PROBLEM REQUIREMENTS: Repeat the listing that follows, character for character, minus the pictures.

A block of data:
· · · ·

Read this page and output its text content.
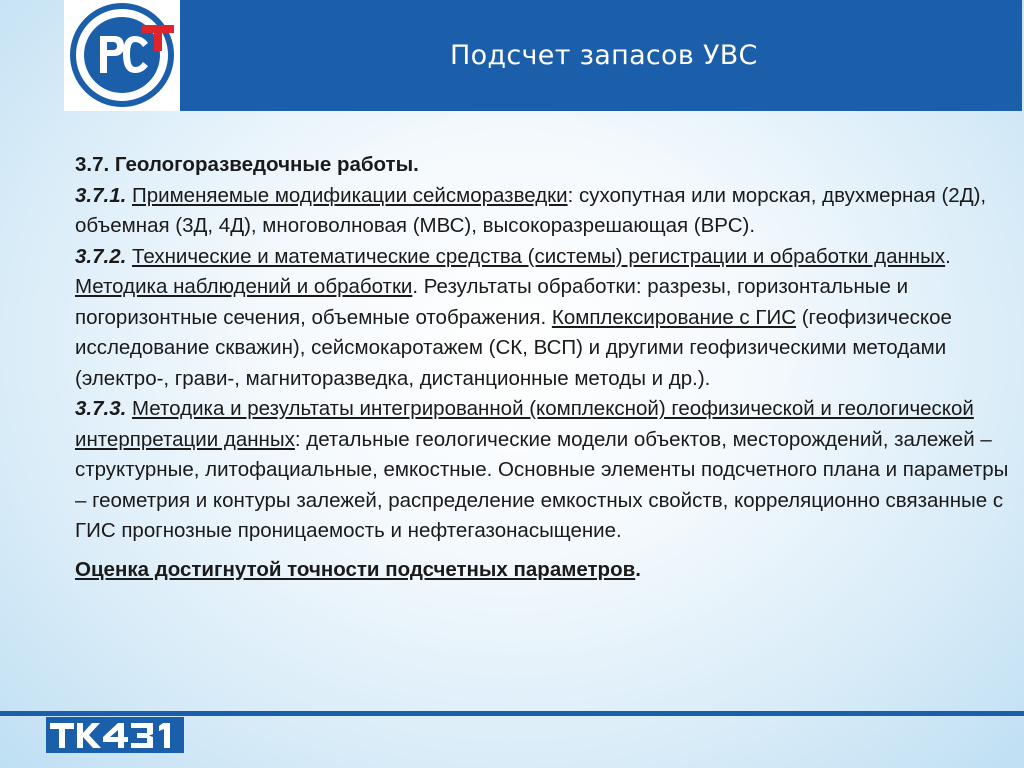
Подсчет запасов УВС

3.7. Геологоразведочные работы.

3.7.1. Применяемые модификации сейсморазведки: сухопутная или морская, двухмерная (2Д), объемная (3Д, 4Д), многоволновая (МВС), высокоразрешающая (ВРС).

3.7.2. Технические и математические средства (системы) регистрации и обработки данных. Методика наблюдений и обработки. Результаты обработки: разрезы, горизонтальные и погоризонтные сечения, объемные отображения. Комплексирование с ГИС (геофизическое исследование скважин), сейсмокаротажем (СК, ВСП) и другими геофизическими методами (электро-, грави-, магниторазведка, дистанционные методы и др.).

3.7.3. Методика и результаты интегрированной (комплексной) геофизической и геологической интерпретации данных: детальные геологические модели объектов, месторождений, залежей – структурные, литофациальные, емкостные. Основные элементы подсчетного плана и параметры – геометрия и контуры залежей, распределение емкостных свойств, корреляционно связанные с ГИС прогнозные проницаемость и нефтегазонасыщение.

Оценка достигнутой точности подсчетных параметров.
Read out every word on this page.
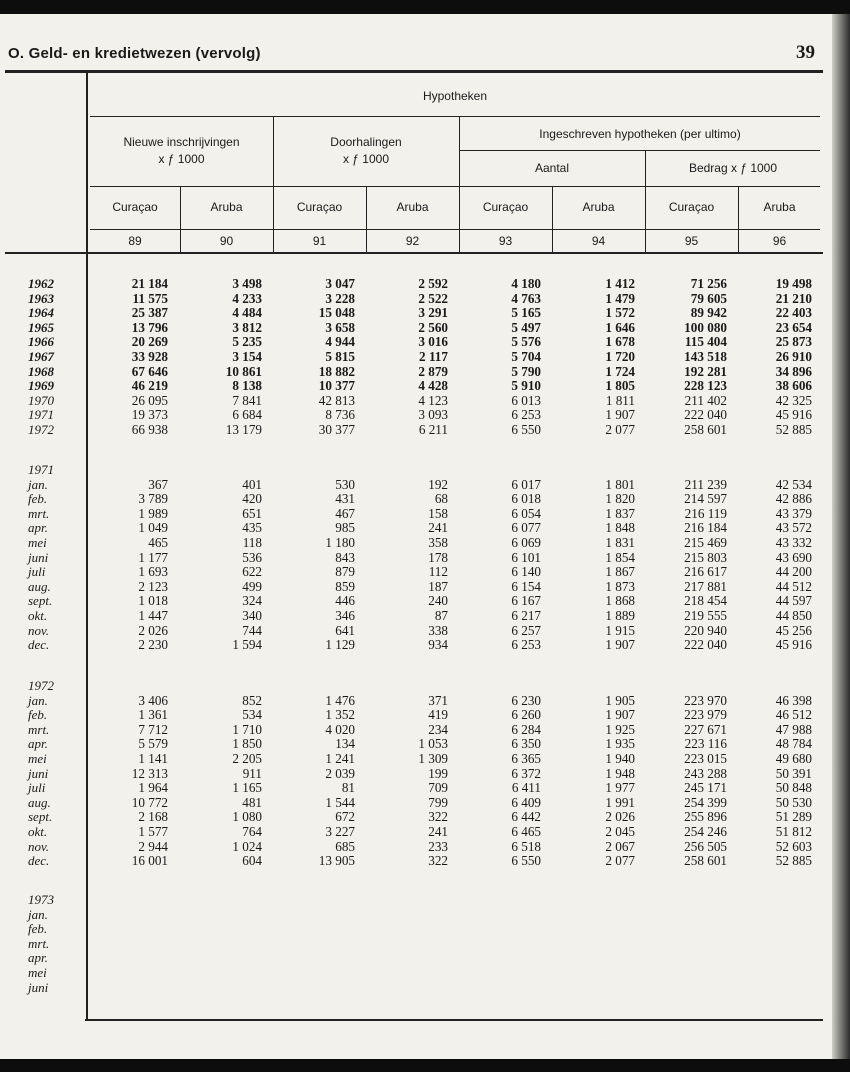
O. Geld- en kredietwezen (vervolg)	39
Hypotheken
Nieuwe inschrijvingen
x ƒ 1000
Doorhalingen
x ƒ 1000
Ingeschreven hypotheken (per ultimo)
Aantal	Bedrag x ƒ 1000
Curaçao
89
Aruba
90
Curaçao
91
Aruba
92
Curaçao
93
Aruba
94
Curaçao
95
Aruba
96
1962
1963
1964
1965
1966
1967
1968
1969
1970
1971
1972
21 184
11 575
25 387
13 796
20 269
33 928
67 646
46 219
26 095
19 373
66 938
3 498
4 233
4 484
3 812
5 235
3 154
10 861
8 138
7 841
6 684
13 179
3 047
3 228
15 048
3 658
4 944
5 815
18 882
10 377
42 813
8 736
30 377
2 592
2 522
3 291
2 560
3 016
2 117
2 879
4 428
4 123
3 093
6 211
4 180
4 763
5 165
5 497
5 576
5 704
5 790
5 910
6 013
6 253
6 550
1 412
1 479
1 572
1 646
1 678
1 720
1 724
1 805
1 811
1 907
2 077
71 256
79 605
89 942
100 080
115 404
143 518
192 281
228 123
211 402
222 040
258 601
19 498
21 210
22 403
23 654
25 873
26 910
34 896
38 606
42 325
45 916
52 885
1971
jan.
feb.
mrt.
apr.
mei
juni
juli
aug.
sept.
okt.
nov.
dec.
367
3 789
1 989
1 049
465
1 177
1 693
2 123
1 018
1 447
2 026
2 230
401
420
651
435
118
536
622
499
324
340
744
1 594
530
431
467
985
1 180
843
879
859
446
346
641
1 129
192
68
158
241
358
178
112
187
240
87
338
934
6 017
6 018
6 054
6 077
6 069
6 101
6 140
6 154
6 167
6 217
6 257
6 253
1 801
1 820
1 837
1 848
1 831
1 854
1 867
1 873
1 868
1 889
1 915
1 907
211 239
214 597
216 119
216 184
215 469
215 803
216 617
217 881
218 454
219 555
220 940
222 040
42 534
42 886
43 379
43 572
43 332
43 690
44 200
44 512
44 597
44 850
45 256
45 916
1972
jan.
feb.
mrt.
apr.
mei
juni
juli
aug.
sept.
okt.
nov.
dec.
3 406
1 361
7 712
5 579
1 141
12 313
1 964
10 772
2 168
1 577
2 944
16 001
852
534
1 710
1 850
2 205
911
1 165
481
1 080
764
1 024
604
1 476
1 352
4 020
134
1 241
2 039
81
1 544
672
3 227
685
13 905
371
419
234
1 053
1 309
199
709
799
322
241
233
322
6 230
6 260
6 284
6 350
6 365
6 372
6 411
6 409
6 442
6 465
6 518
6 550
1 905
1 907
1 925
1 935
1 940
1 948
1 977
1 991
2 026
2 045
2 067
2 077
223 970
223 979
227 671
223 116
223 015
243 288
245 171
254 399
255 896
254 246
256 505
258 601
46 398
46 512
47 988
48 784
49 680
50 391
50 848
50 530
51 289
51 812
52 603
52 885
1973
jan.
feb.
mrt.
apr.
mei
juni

· · · ·

WORKED ANSWER:
Read this page and output its text content.
Подсчет запасов УВС

3.7. Геологоразведочные работы.

3.7.1. Применяемые модификации сейсморазведки: сухопутная или морская, двухмерная (2Д), объемная (3Д, 4Д), многоволновая (МВС), высокоразрешающая (ВРС).

3.7.2. Технические и математические средства (системы) регистрации и обработки данных. Методика наблюдений и обработки. Результаты обработки: разрезы, горизонтальные и погоризонтные сечения, объемные отображения. Комплексирование с ГИС (геофизическое исследование скважин), сейсмокаротажем (СК, ВСП) и другими геофизическими методами (электро-, грави-, магниторазведка, дистанционные методы и др.).

3.7.3. Методика и результаты интегрированной (комплексной) геофизической и геологической интерпретации данных: детальные геологические модели объектов, месторождений, залежей – структурные, литофациальные, емкостные. Основные элементы подсчетного плана и параметры – геометрия и контуры залежей, распределение емкостных свойств, корреляционно связанные с ГИС прогнозные проницаемость и нефтегазонасыщение.

Оценка достигнутой точности подсчетных параметров.
Read out every word on this page.
O. Geld- en kredietwezen (vervolg)	39
Hypotheken
Nieuwe inschrijvingen
x ƒ 1000
Doorhalingen
x ƒ 1000
Ingeschreven hypotheken (per ultimo)
Aantal	Bedrag x ƒ 1000
Curaçao
89
Aruba
90
Curaçao
91
Aruba
92
Curaçao
93
Aruba
94
Curaçao
95
Aruba
96
1962
1963
1964
1965
1966
1967
1968
1969
1970
1971
1972
21 184
11 575
25 387
13 796
20 269
33 928
67 646
46 219
26 095
19 373
66 938
3 498
4 233
4 484
3 812
5 235
3 154
10 861
8 138
7 841
6 684
13 179
3 047
3 228
15 048
3 658
4 944
5 815
18 882
10 377
42 813
8 736
30 377
2 592
2 522
3 291
2 560
3 016
2 117
2 879
4 428
4 123
3 093
6 211
4 180
4 763
5 165
5 497
5 576
5 704
5 790
5 910
6 013
6 253
6 550
1 412
1 479
1 572
1 646
1 678
1 720
1 724
1 805
1 811
1 907
2 077
71 256
79 605
89 942
100 080
115 404
143 518
192 281
228 123
211 402
222 040
258 601
19 498
21 210
22 403
23 654
25 873
26 910
34 896
38 606
42 325
45 916
52 885
1971
jan.
feb.
mrt.
apr.
mei
juni
juli
aug.
sept.
okt.
nov.
dec.
367
3 789
1 989
1 049
465
1 177
1 693
2 123
1 018
1 447
2 026
2 230
401
420
651
435
118
536
622
499
324
340
744
1 594
530
431
467
985
1 180
843
879
859
446
346
641
1 129
192
68
158
241
358
178
112
187
240
87
338
934
6 017
6 018
6 054
6 077
6 069
6 101
6 140
6 154
6 167
6 217
6 257
6 253
1 801
1 820
1 837
1 848
1 831
1 854
1 867
1 873
1 868
1 889
1 915
1 907
211 239
214 597
216 119
216 184
215 469
215 803
216 617
217 881
218 454
219 555
220 940
222 040
42 534
42 886
43 379
43 572
43 332
43 690
44 200
44 512
44 597
44 850
45 256
45 916
1972
jan.
feb.
mrt.
apr.
mei
juni
juli
aug.
sept.
okt.
nov.
dec.
3 406
1 361
7 712
5 579
1 141
12 313
1 964
10 772
2 168
1 577
2 944
16 001
852
534
1 710
1 850
2 205
911
1 165
481
1 080
764
1 024
604
1 476
1 352
4 020
134
1 241
2 039
81
1 544
672
3 227
685
13 905
371
419
234
1 053
1 309
199
709
799
322
241
233
322
6 230
6 260
6 284
6 350
6 365
6 372
6 411
6 409
6 442
6 465
6 518
6 550
1 905
1 907
1 925
1 935
1 940
1 948
1 977
1 991
2 026
2 045
2 067
2 077
223 970
223 979
227 671
223 116
223 015
243 288
245 171
254 399
255 896
254 246
256 505
258 601
46 398
46 512
47 988
48 784
49 680
50 391
50 848
50 530
51 289
51 812
52 603
52 885
1973
jan.
feb.
mrt.
apr.
mei
juni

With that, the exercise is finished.